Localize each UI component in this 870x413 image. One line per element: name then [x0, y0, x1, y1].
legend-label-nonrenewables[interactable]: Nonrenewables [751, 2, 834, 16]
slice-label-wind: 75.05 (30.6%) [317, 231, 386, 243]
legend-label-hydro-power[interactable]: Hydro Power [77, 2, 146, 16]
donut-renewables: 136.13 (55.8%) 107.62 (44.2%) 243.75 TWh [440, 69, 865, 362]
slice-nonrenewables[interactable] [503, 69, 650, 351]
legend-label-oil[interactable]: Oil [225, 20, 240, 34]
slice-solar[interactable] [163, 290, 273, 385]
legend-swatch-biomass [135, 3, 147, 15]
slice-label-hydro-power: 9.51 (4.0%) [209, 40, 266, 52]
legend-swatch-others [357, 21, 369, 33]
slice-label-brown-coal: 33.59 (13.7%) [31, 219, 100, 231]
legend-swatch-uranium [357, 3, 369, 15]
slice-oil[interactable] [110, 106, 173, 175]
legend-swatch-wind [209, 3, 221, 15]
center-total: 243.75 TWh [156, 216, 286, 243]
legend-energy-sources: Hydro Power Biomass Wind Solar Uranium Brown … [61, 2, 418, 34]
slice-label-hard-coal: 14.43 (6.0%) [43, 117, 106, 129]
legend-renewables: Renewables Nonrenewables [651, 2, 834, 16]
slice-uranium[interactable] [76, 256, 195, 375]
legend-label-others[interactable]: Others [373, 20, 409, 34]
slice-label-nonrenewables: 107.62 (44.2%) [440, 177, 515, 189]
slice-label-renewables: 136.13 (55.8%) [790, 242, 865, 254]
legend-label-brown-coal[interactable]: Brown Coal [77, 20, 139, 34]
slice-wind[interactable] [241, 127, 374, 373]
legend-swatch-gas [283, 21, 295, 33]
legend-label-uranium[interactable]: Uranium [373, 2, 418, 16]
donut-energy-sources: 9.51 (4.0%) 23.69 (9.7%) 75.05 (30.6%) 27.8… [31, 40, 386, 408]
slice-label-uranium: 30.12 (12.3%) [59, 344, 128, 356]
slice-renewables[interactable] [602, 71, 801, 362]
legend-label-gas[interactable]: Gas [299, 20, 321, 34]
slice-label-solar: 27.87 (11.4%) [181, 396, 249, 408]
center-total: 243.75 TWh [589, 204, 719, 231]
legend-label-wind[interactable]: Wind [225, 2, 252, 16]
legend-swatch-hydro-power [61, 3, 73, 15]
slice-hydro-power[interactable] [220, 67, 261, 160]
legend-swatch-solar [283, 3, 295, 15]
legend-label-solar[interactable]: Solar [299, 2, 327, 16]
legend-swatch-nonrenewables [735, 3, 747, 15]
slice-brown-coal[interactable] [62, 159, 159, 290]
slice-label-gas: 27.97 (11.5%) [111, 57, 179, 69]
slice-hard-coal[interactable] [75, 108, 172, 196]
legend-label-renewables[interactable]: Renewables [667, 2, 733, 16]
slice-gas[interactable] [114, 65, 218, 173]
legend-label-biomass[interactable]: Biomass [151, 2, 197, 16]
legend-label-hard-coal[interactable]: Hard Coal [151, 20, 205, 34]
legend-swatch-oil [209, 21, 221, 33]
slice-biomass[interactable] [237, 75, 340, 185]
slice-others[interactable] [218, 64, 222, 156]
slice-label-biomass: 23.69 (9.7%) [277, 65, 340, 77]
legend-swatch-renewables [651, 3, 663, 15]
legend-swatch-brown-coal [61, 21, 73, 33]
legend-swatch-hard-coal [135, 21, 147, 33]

..........

» Stated exercise: Transcribe the lines above without changing anything.

» Written solution:
Localize each UI component in this 870x413 image. One line per element: name then [x0, y0, x1, y1].
legend-label-nonrenewables[interactable]: Nonrenewables [751, 2, 834, 16]
slice-label-wind: 75.05 (30.6%) [317, 231, 386, 243]
legend-label-hydro-power[interactable]: Hydro Power [77, 2, 146, 16]
donut-renewables: 136.13 (55.8%) 107.62 (44.2%) 243.75 TWh [440, 69, 865, 362]
slice-nonrenewables[interactable] [503, 69, 650, 351]
legend-label-oil[interactable]: Oil [225, 20, 240, 34]
slice-solar[interactable] [163, 290, 273, 385]
legend-swatch-biomass [135, 3, 147, 15]
slice-label-hydro-power: 9.51 (4.0%) [209, 40, 266, 52]
legend-swatch-others [357, 21, 369, 33]
slice-label-brown-coal: 33.59 (13.7%) [31, 219, 100, 231]
legend-swatch-uranium [357, 3, 369, 15]
slice-oil[interactable] [110, 106, 173, 175]
legend-swatch-wind [209, 3, 221, 15]
center-total: 243.75 TWh [156, 216, 286, 243]
legend-energy-sources: Hydro Power Biomass Wind Solar Uranium Brown … [61, 2, 418, 34]
slice-label-hard-coal: 14.43 (6.0%) [43, 117, 106, 129]
legend-renewables: Renewables Nonrenewables [651, 2, 834, 16]
slice-uranium[interactable] [76, 256, 195, 375]
legend-label-others[interactable]: Others [373, 20, 409, 34]
slice-label-nonrenewables: 107.62 (44.2%) [440, 177, 515, 189]
slice-label-renewables: 136.13 (55.8%) [790, 242, 865, 254]
legend-label-brown-coal[interactable]: Brown Coal [77, 20, 139, 34]
slice-wind[interactable] [241, 127, 374, 373]
legend-swatch-gas [283, 21, 295, 33]
legend-label-uranium[interactable]: Uranium [373, 2, 418, 16]
donut-energy-sources: 9.51 (4.0%) 23.69 (9.7%) 75.05 (30.6%) 27.8… [31, 40, 386, 408]
slice-label-uranium: 30.12 (12.3%) [59, 344, 128, 356]
slice-renewables[interactable] [602, 71, 801, 362]
legend-label-gas[interactable]: Gas [299, 20, 321, 34]
slice-label-solar: 27.87 (11.4%) [181, 396, 249, 408]
center-total: 243.75 TWh [589, 204, 719, 231]
legend-label-wind[interactable]: Wind [225, 2, 252, 16]
legend-swatch-hydro-power [61, 3, 73, 15]
slice-hydro-power[interactable] [220, 67, 261, 160]
legend-swatch-solar [283, 3, 295, 15]
legend-label-solar[interactable]: Solar [299, 2, 327, 16]
legend-swatch-nonrenewables [735, 3, 747, 15]
slice-brown-coal[interactable] [62, 159, 159, 290]
slice-label-gas: 27.97 (11.5%) [111, 57, 179, 69]
slice-hard-coal[interactable] [75, 108, 172, 196]
legend-label-renewables[interactable]: Renewables [667, 2, 733, 16]
slice-gas[interactable] [114, 65, 218, 173]
legend-label-biomass[interactable]: Biomass [151, 2, 197, 16]
legend-label-hard-coal[interactable]: Hard Coal [151, 20, 205, 34]
legend-swatch-oil [209, 21, 221, 33]
slice-biomass[interactable] [237, 75, 340, 185]
slice-others[interactable] [218, 64, 222, 156]
slice-label-biomass: 23.69 (9.7%) [277, 65, 340, 77]
legend-swatch-renewables [651, 3, 663, 15]
legend-swatch-brown-coal [61, 21, 73, 33]
legend-swatch-hard-coal [135, 21, 147, 33]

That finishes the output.